Repeat the records below exactly, leaving out every picture.

========================

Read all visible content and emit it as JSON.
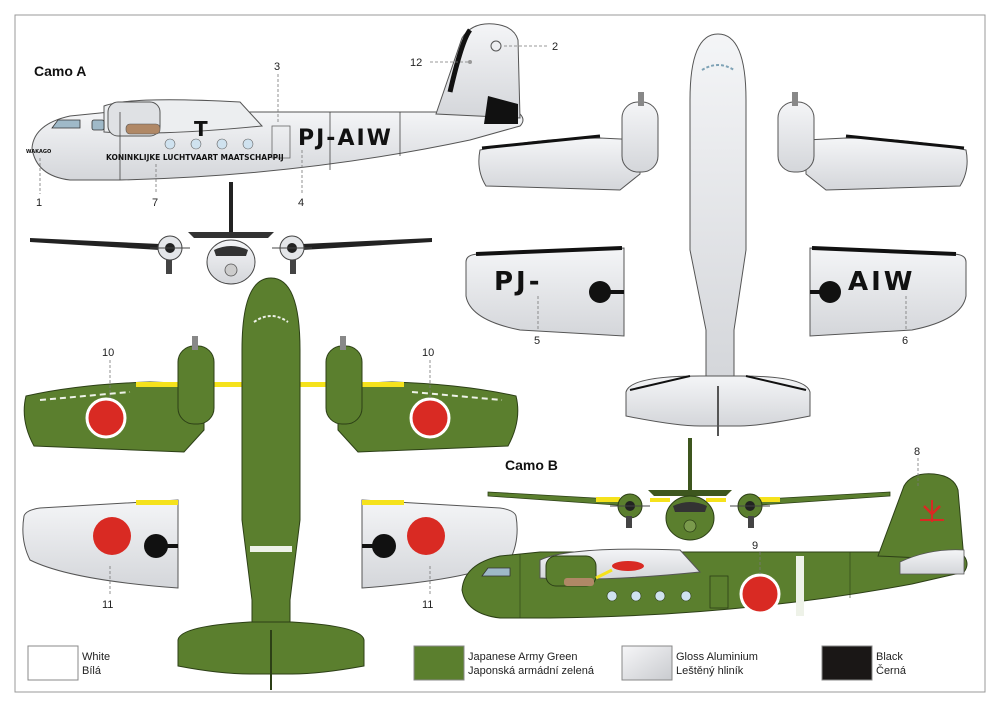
{
  "camo_a": {
    "title": "Camo A",
    "registration": "PJ-AIW",
    "airline_text": "KONINKLIJKE LUCHTVAART MAATSCHAPPIJ",
    "nose_text": "WAKAGO",
    "wing_left_reg": "PJ-",
    "wing_right_reg": "AIW",
    "tail_letter": "T"
  },
  "camo_b": {
    "title": "Camo B"
  },
  "callouts": [
    "1",
    "2",
    "3",
    "4",
    "5",
    "6",
    "7",
    "8",
    "9",
    "10",
    "11",
    "12"
  ],
  "colors": {
    "white": "#ffffff",
    "army_green": "#5b7f2e",
    "aluminium": "#e2e3e6",
    "black": "#1a1716",
    "hinomaru": "#d92a23",
    "yellow": "#f5e21c"
  },
  "legend": [
    {
      "line1": "White",
      "line2": "Bílá",
      "color": "#ffffff"
    },
    {
      "line1": "Japanese Army Green",
      "line2": "Japonská armádní zelená",
      "color": "#5b7f2e"
    },
    {
      "line1": "Gloss Aluminium",
      "line2": "Leštěný hliník",
      "color": "#e2e3e6"
    },
    {
      "line1": "Black",
      "line2": "Černá",
      "color": "#1a1716"
    }
  ]
}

========================

_FULL OUTPUT_
Read all visible content and emit it as JSON.
{
  "camo_a": {
    "title": "Camo A",
    "registration": "PJ-AIW",
    "airline_text": "KONINKLIJKE LUCHTVAART MAATSCHAPPIJ",
    "nose_text": "WAKAGO",
    "wing_left_reg": "PJ-",
    "wing_right_reg": "AIW",
    "tail_letter": "T"
  },
  "camo_b": {
    "title": "Camo B"
  },
  "callouts": [
    "1",
    "2",
    "3",
    "4",
    "5",
    "6",
    "7",
    "8",
    "9",
    "10",
    "11",
    "12"
  ],
  "colors": {
    "white": "#ffffff",
    "army_green": "#5b7f2e",
    "aluminium": "#e2e3e6",
    "black": "#1a1716",
    "hinomaru": "#d92a23",
    "yellow": "#f5e21c"
  },
  "legend": [
    {
      "line1": "White",
      "line2": "Bílá",
      "color": "#ffffff"
    },
    {
      "line1": "Japanese Army Green",
      "line2": "Japonská armádní zelená",
      "color": "#5b7f2e"
    },
    {
      "line1": "Gloss Aluminium",
      "line2": "Leštěný hliník",
      "color": "#e2e3e6"
    },
    {
      "line1": "Black",
      "line2": "Černá",
      "color": "#1a1716"
    }
  ]
}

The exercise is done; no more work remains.